>>>

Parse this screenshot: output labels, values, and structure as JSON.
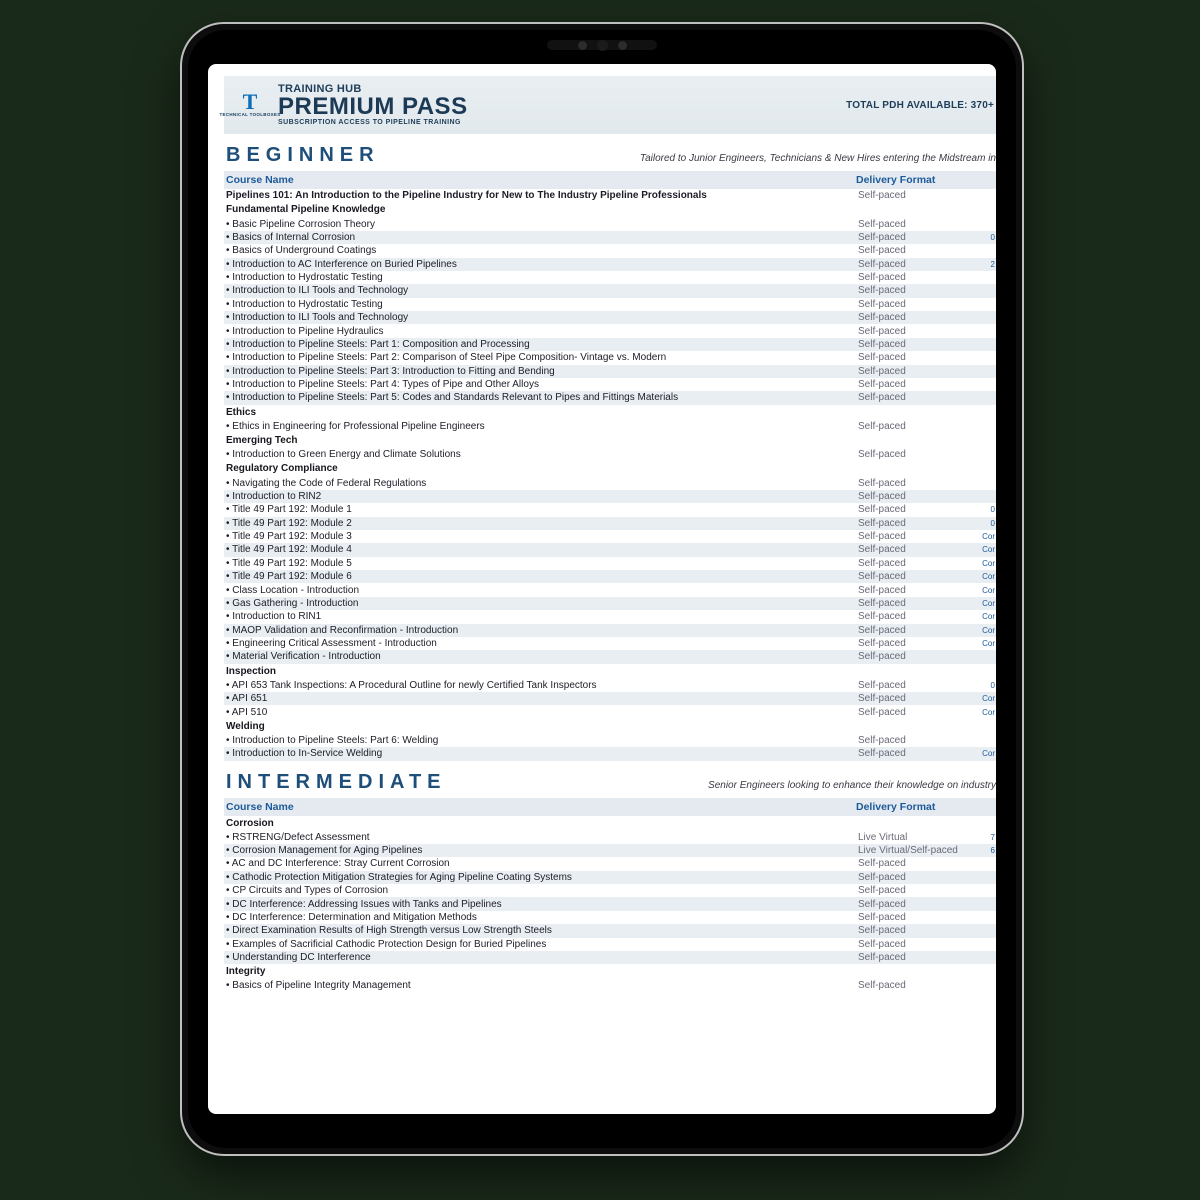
{
  "banner": {
    "logo_top": "T",
    "logo_sub": "TECHNICAL\nTOOLBOXES",
    "over": "TRAINING HUB",
    "main": "PREMIUM PASS",
    "sub": "SUBSCRIPTION ACCESS TO PIPELINE TRAINING",
    "right": "TOTAL PDH AVAILABLE: 370+"
  },
  "levels": [
    {
      "title": "BEGINNER",
      "subtitle": "Tailored to Junior Engineers, Technicians & New Hires entering the Midstream in",
      "headers": {
        "course": "Course Name",
        "format": "Delivery Format"
      },
      "groups": [
        {
          "heading": null,
          "rows": [
            {
              "name": "Pipelines 101: An Introduction to the Pipeline Industry for New to The Industry Pipeline Professionals",
              "format": "Self-paced",
              "extra": "",
              "bold": true
            }
          ]
        },
        {
          "heading": "Fundamental Pipeline Knowledge",
          "rows": [
            {
              "name": "• Basic Pipeline Corrosion Theory",
              "format": "Self-paced",
              "extra": ""
            },
            {
              "name": "• Basics of Internal Corrosion",
              "format": "Self-paced",
              "extra": "0"
            },
            {
              "name": "• Basics of Underground Coatings",
              "format": "Self-paced",
              "extra": ""
            },
            {
              "name": "• Introduction to AC Interference on Buried Pipelines",
              "format": "Self-paced",
              "extra": "2"
            },
            {
              "name": "• Introduction to Hydrostatic Testing",
              "format": "Self-paced",
              "extra": ""
            },
            {
              "name": "• Introduction to ILI Tools and Technology",
              "format": "Self-paced",
              "extra": ""
            },
            {
              "name": "• Introduction to Hydrostatic Testing",
              "format": "Self-paced",
              "extra": ""
            },
            {
              "name": "• Introduction to ILI Tools and Technology",
              "format": "Self-paced",
              "extra": ""
            },
            {
              "name": "• Introduction to Pipeline Hydraulics",
              "format": "Self-paced",
              "extra": ""
            },
            {
              "name": "• Introduction to Pipeline Steels: Part 1: Composition and Processing",
              "format": "Self-paced",
              "extra": ""
            },
            {
              "name": "• Introduction to Pipeline Steels: Part 2: Comparison of Steel Pipe Composition- Vintage vs. Modern",
              "format": "Self-paced",
              "extra": ""
            },
            {
              "name": "• Introduction to Pipeline Steels: Part 3: Introduction to Fitting and Bending",
              "format": "Self-paced",
              "extra": ""
            },
            {
              "name": "• Introduction to Pipeline Steels: Part 4: Types of Pipe and Other Alloys",
              "format": "Self-paced",
              "extra": ""
            },
            {
              "name": "• Introduction to Pipeline Steels: Part 5: Codes and Standards Relevant to Pipes and Fittings Materials",
              "format": "Self-paced",
              "extra": ""
            }
          ]
        },
        {
          "heading": "Ethics",
          "rows": [
            {
              "name": "• Ethics in Engineering for Professional Pipeline Engineers",
              "format": "Self-paced",
              "extra": ""
            }
          ]
        },
        {
          "heading": "Emerging Tech",
          "rows": [
            {
              "name": "• Introduction to Green Energy and Climate Solutions",
              "format": "Self-paced",
              "extra": ""
            }
          ]
        },
        {
          "heading": "Regulatory Compliance",
          "rows": [
            {
              "name": "• Navigating the Code of Federal Regulations",
              "format": "Self-paced",
              "extra": ""
            },
            {
              "name": "• Introduction to RIN2",
              "format": "Self-paced",
              "extra": ""
            },
            {
              "name": "• Title 49 Part 192: Module 1",
              "format": "Self-paced",
              "extra": "0"
            },
            {
              "name": "• Title 49 Part 192: Module 2",
              "format": "Self-paced",
              "extra": "0"
            },
            {
              "name": "• Title 49 Part 192: Module 3",
              "format": "Self-paced",
              "extra": "Cor"
            },
            {
              "name": "• Title 49 Part 192: Module 4",
              "format": "Self-paced",
              "extra": "Cor"
            },
            {
              "name": "• Title 49 Part 192: Module 5",
              "format": "Self-paced",
              "extra": "Cor"
            },
            {
              "name": "• Title 49 Part 192: Module 6",
              "format": "Self-paced",
              "extra": "Cor"
            },
            {
              "name": "• Class Location - Introduction",
              "format": "Self-paced",
              "extra": "Cor"
            },
            {
              "name": "• Gas Gathering - Introduction",
              "format": "Self-paced",
              "extra": "Cor"
            },
            {
              "name": "• Introduction to RIN1",
              "format": "Self-paced",
              "extra": "Cor"
            },
            {
              "name": "• MAOP Validation and Reconfirmation - Introduction",
              "format": "Self-paced",
              "extra": "Cor"
            },
            {
              "name": "• Engineering Critical Assessment - Introduction",
              "format": "Self-paced",
              "extra": "Cor"
            },
            {
              "name": "• Material Verification - Introduction",
              "format": "Self-paced",
              "extra": ""
            }
          ]
        },
        {
          "heading": "Inspection",
          "rows": [
            {
              "name": "• API 653 Tank Inspections: A Procedural Outline for newly Certified Tank Inspectors",
              "format": "Self-paced",
              "extra": "0"
            },
            {
              "name": "• API 651",
              "format": "Self-paced",
              "extra": "Cor"
            },
            {
              "name": "• API 510",
              "format": "Self-paced",
              "extra": "Cor"
            }
          ]
        },
        {
          "heading": "Welding",
          "rows": [
            {
              "name": "• Introduction to Pipeline Steels: Part 6: Welding",
              "format": "Self-paced",
              "extra": ""
            },
            {
              "name": "• Introduction to In-Service Welding",
              "format": "Self-paced",
              "extra": "Cor"
            }
          ]
        }
      ]
    },
    {
      "title": "INTERMEDIATE",
      "subtitle": "Senior Engineers looking to enhance their knowledge on industry",
      "headers": {
        "course": "Course Name",
        "format": "Delivery Format"
      },
      "groups": [
        {
          "heading": "Corrosion",
          "rows": [
            {
              "name": "• RSTRENG/Defect Assessment",
              "format": "Live Virtual",
              "extra": "7"
            },
            {
              "name": "• Corrosion Management for Aging Pipelines",
              "format": "Live Virtual/Self-paced",
              "extra": "6"
            },
            {
              "name": "• AC and DC Interference: Stray Current Corrosion",
              "format": "Self-paced",
              "extra": ""
            },
            {
              "name": "• Cathodic Protection Mitigation Strategies for Aging Pipeline Coating Systems",
              "format": "Self-paced",
              "extra": ""
            },
            {
              "name": "• CP Circuits and Types of Corrosion",
              "format": "Self-paced",
              "extra": ""
            },
            {
              "name": "• DC Interference: Addressing Issues with Tanks and Pipelines",
              "format": "Self-paced",
              "extra": ""
            },
            {
              "name": "• DC Interference: Determination and Mitigation Methods",
              "format": "Self-paced",
              "extra": ""
            },
            {
              "name": "• Direct Examination Results of High Strength versus Low Strength Steels",
              "format": "Self-paced",
              "extra": ""
            },
            {
              "name": "• Examples of Sacrificial Cathodic Protection Design for Buried Pipelines",
              "format": "Self-paced",
              "extra": ""
            },
            {
              "name": "• Understanding DC Interference",
              "format": "Self-paced",
              "extra": ""
            }
          ]
        },
        {
          "heading": "Integrity",
          "rows": [
            {
              "name": "• Basics of Pipeline Integrity Management",
              "format": "Self-paced",
              "extra": ""
            }
          ]
        }
      ]
    }
  ]
}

<<<

## Task objective
Pictures are excluded; repeat every record exactly.

## Worked solution
Parse this screenshot: output labels, values, and structure as JSON.
{
  "banner": {
    "logo_top": "T",
    "logo_sub": "TECHNICAL\nTOOLBOXES",
    "over": "TRAINING HUB",
    "main": "PREMIUM PASS",
    "sub": "SUBSCRIPTION ACCESS TO PIPELINE TRAINING",
    "right": "TOTAL PDH AVAILABLE: 370+"
  },
  "levels": [
    {
      "title": "BEGINNER",
      "subtitle": "Tailored to Junior Engineers, Technicians & New Hires entering the Midstream in",
      "headers": {
        "course": "Course Name",
        "format": "Delivery Format"
      },
      "groups": [
        {
          "heading": null,
          "rows": [
            {
              "name": "Pipelines 101: An Introduction to the Pipeline Industry for New to The Industry Pipeline Professionals",
              "format": "Self-paced",
              "extra": "",
              "bold": true
            }
          ]
        },
        {
          "heading": "Fundamental Pipeline Knowledge",
          "rows": [
            {
              "name": "• Basic Pipeline Corrosion Theory",
              "format": "Self-paced",
              "extra": ""
            },
            {
              "name": "• Basics of Internal Corrosion",
              "format": "Self-paced",
              "extra": "0"
            },
            {
              "name": "• Basics of Underground Coatings",
              "format": "Self-paced",
              "extra": ""
            },
            {
              "name": "• Introduction to AC Interference on Buried Pipelines",
              "format": "Self-paced",
              "extra": "2"
            },
            {
              "name": "• Introduction to Hydrostatic Testing",
              "format": "Self-paced",
              "extra": ""
            },
            {
              "name": "• Introduction to ILI Tools and Technology",
              "format": "Self-paced",
              "extra": ""
            },
            {
              "name": "• Introduction to Hydrostatic Testing",
              "format": "Self-paced",
              "extra": ""
            },
            {
              "name": "• Introduction to ILI Tools and Technology",
              "format": "Self-paced",
              "extra": ""
            },
            {
              "name": "• Introduction to Pipeline Hydraulics",
              "format": "Self-paced",
              "extra": ""
            },
            {
              "name": "• Introduction to Pipeline Steels: Part 1: Composition and Processing",
              "format": "Self-paced",
              "extra": ""
            },
            {
              "name": "• Introduction to Pipeline Steels: Part 2: Comparison of Steel Pipe Composition- Vintage vs. Modern",
              "format": "Self-paced",
              "extra": ""
            },
            {
              "name": "• Introduction to Pipeline Steels: Part 3: Introduction to Fitting and Bending",
              "format": "Self-paced",
              "extra": ""
            },
            {
              "name": "• Introduction to Pipeline Steels: Part 4: Types of Pipe and Other Alloys",
              "format": "Self-paced",
              "extra": ""
            },
            {
              "name": "• Introduction to Pipeline Steels: Part 5: Codes and Standards Relevant to Pipes and Fittings Materials",
              "format": "Self-paced",
              "extra": ""
            }
          ]
        },
        {
          "heading": "Ethics",
          "rows": [
            {
              "name": "• Ethics in Engineering for Professional Pipeline Engineers",
              "format": "Self-paced",
              "extra": ""
            }
          ]
        },
        {
          "heading": "Emerging Tech",
          "rows": [
            {
              "name": "• Introduction to Green Energy and Climate Solutions",
              "format": "Self-paced",
              "extra": ""
            }
          ]
        },
        {
          "heading": "Regulatory Compliance",
          "rows": [
            {
              "name": "• Navigating the Code of Federal Regulations",
              "format": "Self-paced",
              "extra": ""
            },
            {
              "name": "• Introduction to RIN2",
              "format": "Self-paced",
              "extra": ""
            },
            {
              "name": "• Title 49 Part 192: Module 1",
              "format": "Self-paced",
              "extra": "0"
            },
            {
              "name": "• Title 49 Part 192: Module 2",
              "format": "Self-paced",
              "extra": "0"
            },
            {
              "name": "• Title 49 Part 192: Module 3",
              "format": "Self-paced",
              "extra": "Cor"
            },
            {
              "name": "• Title 49 Part 192: Module 4",
              "format": "Self-paced",
              "extra": "Cor"
            },
            {
              "name": "• Title 49 Part 192: Module 5",
              "format": "Self-paced",
              "extra": "Cor"
            },
            {
              "name": "• Title 49 Part 192: Module 6",
              "format": "Self-paced",
              "extra": "Cor"
            },
            {
              "name": "• Class Location - Introduction",
              "format": "Self-paced",
              "extra": "Cor"
            },
            {
              "name": "• Gas Gathering - Introduction",
              "format": "Self-paced",
              "extra": "Cor"
            },
            {
              "name": "• Introduction to RIN1",
              "format": "Self-paced",
              "extra": "Cor"
            },
            {
              "name": "• MAOP Validation and Reconfirmation - Introduction",
              "format": "Self-paced",
              "extra": "Cor"
            },
            {
              "name": "• Engineering Critical Assessment - Introduction",
              "format": "Self-paced",
              "extra": "Cor"
            },
            {
              "name": "• Material Verification - Introduction",
              "format": "Self-paced",
              "extra": ""
            }
          ]
        },
        {
          "heading": "Inspection",
          "rows": [
            {
              "name": "• API 653 Tank Inspections: A Procedural Outline for newly Certified Tank Inspectors",
              "format": "Self-paced",
              "extra": "0"
            },
            {
              "name": "• API 651",
              "format": "Self-paced",
              "extra": "Cor"
            },
            {
              "name": "• API 510",
              "format": "Self-paced",
              "extra": "Cor"
            }
          ]
        },
        {
          "heading": "Welding",
          "rows": [
            {
              "name": "• Introduction to Pipeline Steels: Part 6: Welding",
              "format": "Self-paced",
              "extra": ""
            },
            {
              "name": "• Introduction to In-Service Welding",
              "format": "Self-paced",
              "extra": "Cor"
            }
          ]
        }
      ]
    },
    {
      "title": "INTERMEDIATE",
      "subtitle": "Senior Engineers looking to enhance their knowledge on industry",
      "headers": {
        "course": "Course Name",
        "format": "Delivery Format"
      },
      "groups": [
        {
          "heading": "Corrosion",
          "rows": [
            {
              "name": "• RSTRENG/Defect Assessment",
              "format": "Live Virtual",
              "extra": "7"
            },
            {
              "name": "• Corrosion Management for Aging Pipelines",
              "format": "Live Virtual/Self-paced",
              "extra": "6"
            },
            {
              "name": "• AC and DC Interference: Stray Current Corrosion",
              "format": "Self-paced",
              "extra": ""
            },
            {
              "name": "• Cathodic Protection Mitigation Strategies for Aging Pipeline Coating Systems",
              "format": "Self-paced",
              "extra": ""
            },
            {
              "name": "• CP Circuits and Types of Corrosion",
              "format": "Self-paced",
              "extra": ""
            },
            {
              "name": "• DC Interference: Addressing Issues with Tanks and Pipelines",
              "format": "Self-paced",
              "extra": ""
            },
            {
              "name": "• DC Interference: Determination and Mitigation Methods",
              "format": "Self-paced",
              "extra": ""
            },
            {
              "name": "• Direct Examination Results of High Strength versus Low Strength Steels",
              "format": "Self-paced",
              "extra": ""
            },
            {
              "name": "• Examples of Sacrificial Cathodic Protection Design for Buried Pipelines",
              "format": "Self-paced",
              "extra": ""
            },
            {
              "name": "• Understanding DC Interference",
              "format": "Self-paced",
              "extra": ""
            }
          ]
        },
        {
          "heading": "Integrity",
          "rows": [
            {
              "name": "• Basics of Pipeline Integrity Management",
              "format": "Self-paced",
              "extra": ""
            }
          ]
        }
      ]
    }
  ]
}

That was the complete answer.